[Collected data]
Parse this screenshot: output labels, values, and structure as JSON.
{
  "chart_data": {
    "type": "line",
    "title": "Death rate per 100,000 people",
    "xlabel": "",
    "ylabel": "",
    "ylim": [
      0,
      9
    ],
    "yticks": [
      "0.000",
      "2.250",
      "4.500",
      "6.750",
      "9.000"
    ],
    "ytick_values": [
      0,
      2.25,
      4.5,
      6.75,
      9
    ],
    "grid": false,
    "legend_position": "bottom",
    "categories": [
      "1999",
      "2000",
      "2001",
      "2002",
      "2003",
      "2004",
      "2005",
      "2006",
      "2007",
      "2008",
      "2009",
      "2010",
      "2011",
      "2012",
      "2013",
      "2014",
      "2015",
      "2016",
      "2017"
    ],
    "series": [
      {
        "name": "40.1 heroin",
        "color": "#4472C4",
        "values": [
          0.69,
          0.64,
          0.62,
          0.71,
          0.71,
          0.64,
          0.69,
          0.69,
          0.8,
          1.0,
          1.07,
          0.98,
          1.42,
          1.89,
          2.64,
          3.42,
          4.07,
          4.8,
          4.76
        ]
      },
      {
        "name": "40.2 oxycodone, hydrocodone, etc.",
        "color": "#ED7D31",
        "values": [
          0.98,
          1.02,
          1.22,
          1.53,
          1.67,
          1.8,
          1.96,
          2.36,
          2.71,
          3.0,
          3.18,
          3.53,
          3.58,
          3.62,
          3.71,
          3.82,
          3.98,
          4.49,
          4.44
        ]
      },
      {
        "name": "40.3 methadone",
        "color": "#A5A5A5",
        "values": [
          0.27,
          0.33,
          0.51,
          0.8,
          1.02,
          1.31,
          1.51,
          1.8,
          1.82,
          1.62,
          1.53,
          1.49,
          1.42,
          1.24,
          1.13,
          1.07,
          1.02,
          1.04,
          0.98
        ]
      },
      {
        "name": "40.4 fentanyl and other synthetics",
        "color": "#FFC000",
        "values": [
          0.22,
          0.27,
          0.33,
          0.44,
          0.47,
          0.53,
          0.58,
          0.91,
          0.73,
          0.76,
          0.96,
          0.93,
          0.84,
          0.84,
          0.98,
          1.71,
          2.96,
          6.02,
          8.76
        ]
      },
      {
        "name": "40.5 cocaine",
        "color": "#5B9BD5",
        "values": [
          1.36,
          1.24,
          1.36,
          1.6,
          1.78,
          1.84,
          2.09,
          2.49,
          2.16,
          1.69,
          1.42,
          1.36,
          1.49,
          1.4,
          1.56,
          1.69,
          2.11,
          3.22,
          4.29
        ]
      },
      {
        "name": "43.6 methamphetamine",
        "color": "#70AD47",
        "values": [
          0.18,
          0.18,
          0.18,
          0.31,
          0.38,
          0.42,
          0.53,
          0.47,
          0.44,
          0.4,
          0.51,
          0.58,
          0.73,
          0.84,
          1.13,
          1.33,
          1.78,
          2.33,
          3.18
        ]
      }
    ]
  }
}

**REQUEST**
Output the listing above exactly as it appears.

**WRITTEN SOLUTION**
Parse this screenshot: output labels, values, and structure as JSON.
{
  "chart_data": {
    "type": "line",
    "title": "Death rate per 100,000 people",
    "xlabel": "",
    "ylabel": "",
    "ylim": [
      0,
      9
    ],
    "yticks": [
      "0.000",
      "2.250",
      "4.500",
      "6.750",
      "9.000"
    ],
    "ytick_values": [
      0,
      2.25,
      4.5,
      6.75,
      9
    ],
    "grid": false,
    "legend_position": "bottom",
    "categories": [
      "1999",
      "2000",
      "2001",
      "2002",
      "2003",
      "2004",
      "2005",
      "2006",
      "2007",
      "2008",
      "2009",
      "2010",
      "2011",
      "2012",
      "2013",
      "2014",
      "2015",
      "2016",
      "2017"
    ],
    "series": [
      {
        "name": "40.1 heroin",
        "color": "#4472C4",
        "values": [
          0.69,
          0.64,
          0.62,
          0.71,
          0.71,
          0.64,
          0.69,
          0.69,
          0.8,
          1.0,
          1.07,
          0.98,
          1.42,
          1.89,
          2.64,
          3.42,
          4.07,
          4.8,
          4.76
        ]
      },
      {
        "name": "40.2 oxycodone, hydrocodone, etc.",
        "color": "#ED7D31",
        "values": [
          0.98,
          1.02,
          1.22,
          1.53,
          1.67,
          1.8,
          1.96,
          2.36,
          2.71,
          3.0,
          3.18,
          3.53,
          3.58,
          3.62,
          3.71,
          3.82,
          3.98,
          4.49,
          4.44
        ]
      },
      {
        "name": "40.3 methadone",
        "color": "#A5A5A5",
        "values": [
          0.27,
          0.33,
          0.51,
          0.8,
          1.02,
          1.31,
          1.51,
          1.8,
          1.82,
          1.62,
          1.53,
          1.49,
          1.42,
          1.24,
          1.13,
          1.07,
          1.02,
          1.04,
          0.98
        ]
      },
      {
        "name": "40.4 fentanyl and other synthetics",
        "color": "#FFC000",
        "values": [
          0.22,
          0.27,
          0.33,
          0.44,
          0.47,
          0.53,
          0.58,
          0.91,
          0.73,
          0.76,
          0.96,
          0.93,
          0.84,
          0.84,
          0.98,
          1.71,
          2.96,
          6.02,
          8.76
        ]
      },
      {
        "name": "40.5 cocaine",
        "color": "#5B9BD5",
        "values": [
          1.36,
          1.24,
          1.36,
          1.6,
          1.78,
          1.84,
          2.09,
          2.49,
          2.16,
          1.69,
          1.42,
          1.36,
          1.49,
          1.4,
          1.56,
          1.69,
          2.11,
          3.22,
          4.29
        ]
      },
      {
        "name": "43.6 methamphetamine",
        "color": "#70AD47",
        "values": [
          0.18,
          0.18,
          0.18,
          0.31,
          0.38,
          0.42,
          0.53,
          0.47,
          0.44,
          0.4,
          0.51,
          0.58,
          0.73,
          0.84,
          1.13,
          1.33,
          1.78,
          2.33,
          3.18
        ]
      }
    ]
  }
}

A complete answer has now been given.